Instruction:
Each line below that contains "DATOS" counts once; report the total and nothing more.

Data rows:

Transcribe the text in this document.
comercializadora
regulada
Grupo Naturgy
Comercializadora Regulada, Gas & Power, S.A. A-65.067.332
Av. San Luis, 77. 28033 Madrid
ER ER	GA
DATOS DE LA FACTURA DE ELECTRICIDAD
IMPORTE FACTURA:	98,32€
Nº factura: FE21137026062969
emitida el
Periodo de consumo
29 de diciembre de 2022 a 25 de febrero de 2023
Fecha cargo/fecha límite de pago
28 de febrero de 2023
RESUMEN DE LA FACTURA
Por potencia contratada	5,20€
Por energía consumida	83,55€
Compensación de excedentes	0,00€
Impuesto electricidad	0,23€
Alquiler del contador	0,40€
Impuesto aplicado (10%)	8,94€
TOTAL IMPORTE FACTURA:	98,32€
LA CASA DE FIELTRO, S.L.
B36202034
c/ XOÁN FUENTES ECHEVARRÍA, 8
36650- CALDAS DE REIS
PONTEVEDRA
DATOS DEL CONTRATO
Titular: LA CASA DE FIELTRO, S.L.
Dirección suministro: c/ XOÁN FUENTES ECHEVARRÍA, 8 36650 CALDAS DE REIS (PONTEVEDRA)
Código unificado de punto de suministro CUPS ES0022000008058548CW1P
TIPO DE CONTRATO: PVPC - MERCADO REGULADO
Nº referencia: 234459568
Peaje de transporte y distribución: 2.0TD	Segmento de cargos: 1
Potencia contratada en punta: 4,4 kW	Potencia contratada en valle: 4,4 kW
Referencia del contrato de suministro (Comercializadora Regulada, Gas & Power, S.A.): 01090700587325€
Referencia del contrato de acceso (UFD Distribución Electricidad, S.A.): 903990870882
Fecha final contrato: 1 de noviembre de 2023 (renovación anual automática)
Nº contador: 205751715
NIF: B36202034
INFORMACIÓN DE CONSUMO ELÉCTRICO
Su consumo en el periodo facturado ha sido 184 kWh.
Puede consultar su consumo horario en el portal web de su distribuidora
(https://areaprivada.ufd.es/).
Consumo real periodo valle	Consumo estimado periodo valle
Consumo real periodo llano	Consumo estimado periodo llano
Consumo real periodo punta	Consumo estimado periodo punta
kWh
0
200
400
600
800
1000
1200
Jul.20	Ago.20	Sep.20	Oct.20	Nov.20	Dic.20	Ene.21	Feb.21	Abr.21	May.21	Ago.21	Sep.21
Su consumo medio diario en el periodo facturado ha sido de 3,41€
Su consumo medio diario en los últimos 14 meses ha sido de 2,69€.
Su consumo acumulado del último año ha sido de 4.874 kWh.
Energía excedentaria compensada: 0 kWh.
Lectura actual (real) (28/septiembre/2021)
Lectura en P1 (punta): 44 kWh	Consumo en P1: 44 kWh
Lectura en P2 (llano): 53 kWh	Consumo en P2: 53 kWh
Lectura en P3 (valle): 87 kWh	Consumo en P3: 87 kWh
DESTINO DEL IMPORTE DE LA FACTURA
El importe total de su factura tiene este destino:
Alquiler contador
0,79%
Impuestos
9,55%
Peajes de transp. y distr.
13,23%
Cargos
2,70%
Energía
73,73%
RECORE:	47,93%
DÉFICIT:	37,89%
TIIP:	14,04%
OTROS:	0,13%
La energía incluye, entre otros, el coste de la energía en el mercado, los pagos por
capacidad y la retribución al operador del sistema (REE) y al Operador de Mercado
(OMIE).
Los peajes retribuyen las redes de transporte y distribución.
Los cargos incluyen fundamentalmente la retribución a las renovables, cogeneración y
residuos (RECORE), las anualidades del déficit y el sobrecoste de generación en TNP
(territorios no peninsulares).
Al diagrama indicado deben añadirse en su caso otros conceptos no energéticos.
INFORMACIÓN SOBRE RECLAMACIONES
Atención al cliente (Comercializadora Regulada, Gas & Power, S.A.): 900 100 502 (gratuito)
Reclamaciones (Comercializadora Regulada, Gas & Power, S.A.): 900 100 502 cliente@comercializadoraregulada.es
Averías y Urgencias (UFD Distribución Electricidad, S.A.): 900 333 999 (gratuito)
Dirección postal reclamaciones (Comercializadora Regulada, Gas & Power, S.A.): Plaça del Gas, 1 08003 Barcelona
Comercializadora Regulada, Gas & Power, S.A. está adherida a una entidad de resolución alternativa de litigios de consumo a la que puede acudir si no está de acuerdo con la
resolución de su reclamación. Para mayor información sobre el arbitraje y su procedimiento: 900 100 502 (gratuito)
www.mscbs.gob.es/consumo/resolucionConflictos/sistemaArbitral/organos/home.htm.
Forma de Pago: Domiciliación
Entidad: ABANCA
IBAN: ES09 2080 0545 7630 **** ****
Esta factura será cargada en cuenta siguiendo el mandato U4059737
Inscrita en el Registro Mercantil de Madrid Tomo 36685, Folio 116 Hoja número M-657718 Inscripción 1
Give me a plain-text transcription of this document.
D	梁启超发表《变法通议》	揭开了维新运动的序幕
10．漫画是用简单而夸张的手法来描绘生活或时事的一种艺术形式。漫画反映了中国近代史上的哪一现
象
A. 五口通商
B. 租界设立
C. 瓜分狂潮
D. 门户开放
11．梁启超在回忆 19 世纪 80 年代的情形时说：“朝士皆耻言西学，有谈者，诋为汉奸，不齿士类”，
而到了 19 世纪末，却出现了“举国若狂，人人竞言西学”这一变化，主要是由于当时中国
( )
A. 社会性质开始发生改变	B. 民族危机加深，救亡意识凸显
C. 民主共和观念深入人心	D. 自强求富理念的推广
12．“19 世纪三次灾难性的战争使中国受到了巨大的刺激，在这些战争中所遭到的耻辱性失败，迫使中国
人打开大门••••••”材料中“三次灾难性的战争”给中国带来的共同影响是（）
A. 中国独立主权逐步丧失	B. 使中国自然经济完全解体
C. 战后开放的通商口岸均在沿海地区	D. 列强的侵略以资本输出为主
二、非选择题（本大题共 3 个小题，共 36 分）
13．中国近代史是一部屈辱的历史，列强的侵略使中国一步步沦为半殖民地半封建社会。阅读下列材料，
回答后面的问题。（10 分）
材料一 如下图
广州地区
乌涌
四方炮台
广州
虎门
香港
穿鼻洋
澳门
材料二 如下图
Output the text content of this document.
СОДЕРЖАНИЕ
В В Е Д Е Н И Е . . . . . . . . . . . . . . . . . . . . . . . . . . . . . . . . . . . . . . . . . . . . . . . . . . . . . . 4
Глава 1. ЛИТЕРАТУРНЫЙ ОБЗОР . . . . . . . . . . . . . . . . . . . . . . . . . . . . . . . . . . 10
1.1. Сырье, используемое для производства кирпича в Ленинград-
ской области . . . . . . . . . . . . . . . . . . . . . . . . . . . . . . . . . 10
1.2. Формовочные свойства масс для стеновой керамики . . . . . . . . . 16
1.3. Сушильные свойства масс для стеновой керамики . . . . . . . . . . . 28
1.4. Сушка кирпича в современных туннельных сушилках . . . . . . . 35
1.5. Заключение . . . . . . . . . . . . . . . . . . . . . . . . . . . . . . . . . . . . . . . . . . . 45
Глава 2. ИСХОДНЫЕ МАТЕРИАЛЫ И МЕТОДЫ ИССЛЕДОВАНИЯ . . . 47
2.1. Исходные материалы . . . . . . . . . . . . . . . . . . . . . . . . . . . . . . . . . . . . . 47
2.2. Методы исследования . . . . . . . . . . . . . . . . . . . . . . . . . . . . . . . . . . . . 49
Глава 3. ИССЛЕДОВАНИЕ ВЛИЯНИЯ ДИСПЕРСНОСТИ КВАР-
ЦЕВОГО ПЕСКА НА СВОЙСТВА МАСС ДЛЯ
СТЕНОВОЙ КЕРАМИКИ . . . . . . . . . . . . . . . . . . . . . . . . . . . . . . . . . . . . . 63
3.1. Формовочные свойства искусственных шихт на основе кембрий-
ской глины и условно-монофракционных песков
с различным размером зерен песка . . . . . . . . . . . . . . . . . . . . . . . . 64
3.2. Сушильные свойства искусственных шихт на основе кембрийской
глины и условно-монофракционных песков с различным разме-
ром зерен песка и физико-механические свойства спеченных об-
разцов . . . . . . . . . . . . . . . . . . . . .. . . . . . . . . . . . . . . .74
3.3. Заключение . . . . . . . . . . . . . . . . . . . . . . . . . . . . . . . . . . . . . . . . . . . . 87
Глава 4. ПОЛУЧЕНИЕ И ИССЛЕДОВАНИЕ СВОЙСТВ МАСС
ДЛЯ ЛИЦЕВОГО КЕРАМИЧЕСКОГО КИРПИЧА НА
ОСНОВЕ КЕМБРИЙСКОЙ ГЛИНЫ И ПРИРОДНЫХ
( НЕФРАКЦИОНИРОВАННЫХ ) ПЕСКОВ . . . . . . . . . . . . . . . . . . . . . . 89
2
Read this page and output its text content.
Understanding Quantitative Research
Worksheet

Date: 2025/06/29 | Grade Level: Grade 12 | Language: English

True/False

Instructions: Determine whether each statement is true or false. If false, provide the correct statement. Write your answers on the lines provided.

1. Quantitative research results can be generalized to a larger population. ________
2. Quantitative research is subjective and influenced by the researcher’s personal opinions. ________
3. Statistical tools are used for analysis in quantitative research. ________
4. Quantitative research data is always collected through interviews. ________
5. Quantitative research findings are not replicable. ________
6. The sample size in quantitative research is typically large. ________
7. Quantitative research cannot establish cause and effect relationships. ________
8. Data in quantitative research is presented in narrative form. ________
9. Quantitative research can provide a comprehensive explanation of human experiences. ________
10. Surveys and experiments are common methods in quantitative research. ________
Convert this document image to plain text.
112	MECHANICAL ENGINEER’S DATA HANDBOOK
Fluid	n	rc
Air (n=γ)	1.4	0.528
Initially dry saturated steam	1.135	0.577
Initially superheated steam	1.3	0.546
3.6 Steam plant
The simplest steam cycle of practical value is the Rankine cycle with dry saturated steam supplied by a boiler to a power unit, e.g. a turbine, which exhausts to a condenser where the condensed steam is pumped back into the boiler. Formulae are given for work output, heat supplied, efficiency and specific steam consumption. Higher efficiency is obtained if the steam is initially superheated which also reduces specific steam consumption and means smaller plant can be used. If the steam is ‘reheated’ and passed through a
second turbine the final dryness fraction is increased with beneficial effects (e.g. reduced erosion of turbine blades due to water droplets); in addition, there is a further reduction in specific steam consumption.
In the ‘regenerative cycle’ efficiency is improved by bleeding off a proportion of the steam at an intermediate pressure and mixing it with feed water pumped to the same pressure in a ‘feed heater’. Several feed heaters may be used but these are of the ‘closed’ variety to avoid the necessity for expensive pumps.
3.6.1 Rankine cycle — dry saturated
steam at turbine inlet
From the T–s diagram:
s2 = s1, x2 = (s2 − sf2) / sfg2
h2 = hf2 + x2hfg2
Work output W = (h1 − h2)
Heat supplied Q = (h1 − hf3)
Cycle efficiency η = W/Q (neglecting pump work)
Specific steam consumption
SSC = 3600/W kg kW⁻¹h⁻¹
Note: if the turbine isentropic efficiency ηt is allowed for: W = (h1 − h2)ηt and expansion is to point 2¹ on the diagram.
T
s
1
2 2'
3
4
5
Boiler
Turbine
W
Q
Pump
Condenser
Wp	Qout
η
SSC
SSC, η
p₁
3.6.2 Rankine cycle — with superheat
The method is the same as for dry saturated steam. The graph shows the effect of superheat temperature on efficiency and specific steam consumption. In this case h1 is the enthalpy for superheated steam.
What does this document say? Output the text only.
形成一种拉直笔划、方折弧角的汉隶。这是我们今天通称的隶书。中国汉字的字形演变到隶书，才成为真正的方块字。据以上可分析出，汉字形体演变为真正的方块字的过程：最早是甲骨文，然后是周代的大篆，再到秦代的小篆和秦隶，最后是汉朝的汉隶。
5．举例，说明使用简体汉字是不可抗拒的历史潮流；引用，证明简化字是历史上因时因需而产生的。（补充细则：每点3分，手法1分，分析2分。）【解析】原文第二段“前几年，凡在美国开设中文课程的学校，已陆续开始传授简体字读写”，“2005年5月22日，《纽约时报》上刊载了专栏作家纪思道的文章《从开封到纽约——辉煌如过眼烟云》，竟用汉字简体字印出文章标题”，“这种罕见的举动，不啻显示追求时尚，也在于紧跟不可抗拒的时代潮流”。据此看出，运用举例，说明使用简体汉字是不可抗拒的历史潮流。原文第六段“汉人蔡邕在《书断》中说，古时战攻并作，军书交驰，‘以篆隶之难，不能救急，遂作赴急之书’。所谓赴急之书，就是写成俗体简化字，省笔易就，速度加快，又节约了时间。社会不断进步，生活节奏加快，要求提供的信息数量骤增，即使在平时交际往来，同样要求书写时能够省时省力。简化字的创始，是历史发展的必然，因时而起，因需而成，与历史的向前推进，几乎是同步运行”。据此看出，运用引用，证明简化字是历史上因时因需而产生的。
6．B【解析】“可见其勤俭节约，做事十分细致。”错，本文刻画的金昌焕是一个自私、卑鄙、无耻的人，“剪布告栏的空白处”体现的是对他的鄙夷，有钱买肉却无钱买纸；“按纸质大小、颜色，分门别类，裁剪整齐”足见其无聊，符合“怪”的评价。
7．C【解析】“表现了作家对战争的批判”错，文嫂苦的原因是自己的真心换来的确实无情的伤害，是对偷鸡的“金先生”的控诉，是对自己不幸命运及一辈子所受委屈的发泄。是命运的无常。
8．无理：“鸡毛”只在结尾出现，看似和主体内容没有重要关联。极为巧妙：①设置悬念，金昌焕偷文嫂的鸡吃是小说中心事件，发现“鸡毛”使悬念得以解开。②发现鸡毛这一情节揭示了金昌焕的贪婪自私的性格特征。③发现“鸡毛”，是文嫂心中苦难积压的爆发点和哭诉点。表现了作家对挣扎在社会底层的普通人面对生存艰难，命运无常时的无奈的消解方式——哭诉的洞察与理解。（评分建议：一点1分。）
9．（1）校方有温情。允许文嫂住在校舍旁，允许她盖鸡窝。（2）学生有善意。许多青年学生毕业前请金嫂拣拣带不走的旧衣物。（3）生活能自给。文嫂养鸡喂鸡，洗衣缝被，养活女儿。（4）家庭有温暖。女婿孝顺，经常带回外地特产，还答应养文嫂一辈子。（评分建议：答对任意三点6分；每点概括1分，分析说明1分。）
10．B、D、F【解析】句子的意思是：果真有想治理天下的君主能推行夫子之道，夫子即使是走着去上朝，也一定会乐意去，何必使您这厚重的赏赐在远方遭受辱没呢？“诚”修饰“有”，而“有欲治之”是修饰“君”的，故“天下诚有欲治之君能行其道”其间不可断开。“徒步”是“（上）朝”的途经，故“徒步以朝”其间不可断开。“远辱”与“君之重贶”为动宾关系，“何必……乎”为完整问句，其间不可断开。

Answer to this problem:
2